#### GOAL
Wherever a line holds the word "models", copy that line out.
## begin
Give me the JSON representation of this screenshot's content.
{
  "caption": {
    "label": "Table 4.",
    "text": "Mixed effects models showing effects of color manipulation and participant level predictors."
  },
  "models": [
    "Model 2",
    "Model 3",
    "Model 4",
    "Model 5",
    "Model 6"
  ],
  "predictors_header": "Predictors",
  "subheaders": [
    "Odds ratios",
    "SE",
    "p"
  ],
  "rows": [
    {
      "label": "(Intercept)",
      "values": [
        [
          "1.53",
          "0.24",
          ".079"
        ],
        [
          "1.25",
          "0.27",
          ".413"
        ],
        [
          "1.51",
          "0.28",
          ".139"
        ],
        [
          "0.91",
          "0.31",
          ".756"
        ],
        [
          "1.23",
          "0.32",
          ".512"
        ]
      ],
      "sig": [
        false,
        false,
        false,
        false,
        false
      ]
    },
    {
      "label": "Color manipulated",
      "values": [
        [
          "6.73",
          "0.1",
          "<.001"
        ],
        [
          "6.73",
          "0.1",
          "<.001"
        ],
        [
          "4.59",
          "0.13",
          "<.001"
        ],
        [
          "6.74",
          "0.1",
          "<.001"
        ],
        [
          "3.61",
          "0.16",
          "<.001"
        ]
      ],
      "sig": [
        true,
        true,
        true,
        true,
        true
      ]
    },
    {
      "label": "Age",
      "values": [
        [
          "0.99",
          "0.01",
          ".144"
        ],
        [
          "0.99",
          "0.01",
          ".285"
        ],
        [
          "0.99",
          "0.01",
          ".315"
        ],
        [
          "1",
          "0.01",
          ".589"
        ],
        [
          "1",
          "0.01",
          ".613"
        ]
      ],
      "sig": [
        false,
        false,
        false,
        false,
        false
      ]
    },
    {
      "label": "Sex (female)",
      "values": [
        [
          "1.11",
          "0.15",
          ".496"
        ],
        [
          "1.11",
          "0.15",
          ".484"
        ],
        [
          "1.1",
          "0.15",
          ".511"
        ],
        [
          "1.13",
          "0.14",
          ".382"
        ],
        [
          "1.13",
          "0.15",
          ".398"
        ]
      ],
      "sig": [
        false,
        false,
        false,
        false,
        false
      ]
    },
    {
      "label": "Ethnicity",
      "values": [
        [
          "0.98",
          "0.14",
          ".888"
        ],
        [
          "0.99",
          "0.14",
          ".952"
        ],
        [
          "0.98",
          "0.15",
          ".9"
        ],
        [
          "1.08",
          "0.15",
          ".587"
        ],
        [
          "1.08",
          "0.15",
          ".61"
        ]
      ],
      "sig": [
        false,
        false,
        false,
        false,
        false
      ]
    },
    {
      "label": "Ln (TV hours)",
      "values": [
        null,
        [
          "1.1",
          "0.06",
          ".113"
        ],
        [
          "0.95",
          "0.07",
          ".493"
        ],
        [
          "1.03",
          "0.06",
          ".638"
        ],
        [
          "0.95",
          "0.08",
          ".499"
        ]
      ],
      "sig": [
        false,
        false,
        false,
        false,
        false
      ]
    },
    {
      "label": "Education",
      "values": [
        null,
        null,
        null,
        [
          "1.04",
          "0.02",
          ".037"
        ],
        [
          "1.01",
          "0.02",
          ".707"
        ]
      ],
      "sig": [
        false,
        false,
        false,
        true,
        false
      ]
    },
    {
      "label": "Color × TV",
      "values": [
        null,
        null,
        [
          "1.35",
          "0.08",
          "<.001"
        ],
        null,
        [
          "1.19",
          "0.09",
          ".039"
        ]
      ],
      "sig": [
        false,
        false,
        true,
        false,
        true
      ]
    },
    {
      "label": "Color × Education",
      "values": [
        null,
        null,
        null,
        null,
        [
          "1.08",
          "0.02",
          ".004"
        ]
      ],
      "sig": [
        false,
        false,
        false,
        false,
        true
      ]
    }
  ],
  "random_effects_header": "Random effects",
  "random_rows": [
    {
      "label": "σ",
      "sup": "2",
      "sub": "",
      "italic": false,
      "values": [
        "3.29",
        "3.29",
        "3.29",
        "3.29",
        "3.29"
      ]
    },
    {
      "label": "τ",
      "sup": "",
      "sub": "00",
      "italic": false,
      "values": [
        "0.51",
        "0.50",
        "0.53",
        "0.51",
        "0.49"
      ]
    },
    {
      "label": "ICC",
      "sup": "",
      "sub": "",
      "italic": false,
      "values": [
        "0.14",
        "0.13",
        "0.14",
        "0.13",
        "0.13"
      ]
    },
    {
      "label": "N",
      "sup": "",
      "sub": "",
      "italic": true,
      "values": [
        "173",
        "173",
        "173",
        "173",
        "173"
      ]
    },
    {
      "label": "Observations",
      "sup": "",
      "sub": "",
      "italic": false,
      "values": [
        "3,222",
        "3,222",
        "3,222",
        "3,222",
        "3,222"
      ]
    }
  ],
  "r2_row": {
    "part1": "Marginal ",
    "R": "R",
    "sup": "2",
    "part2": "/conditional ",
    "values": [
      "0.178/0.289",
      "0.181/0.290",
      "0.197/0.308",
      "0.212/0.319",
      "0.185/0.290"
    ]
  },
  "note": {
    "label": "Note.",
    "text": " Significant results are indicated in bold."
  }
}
## end
#### THE COMPLETED TASK
    "text": "Mixed effects models showing effects of color manipulation and participant level predictors."
  "models": [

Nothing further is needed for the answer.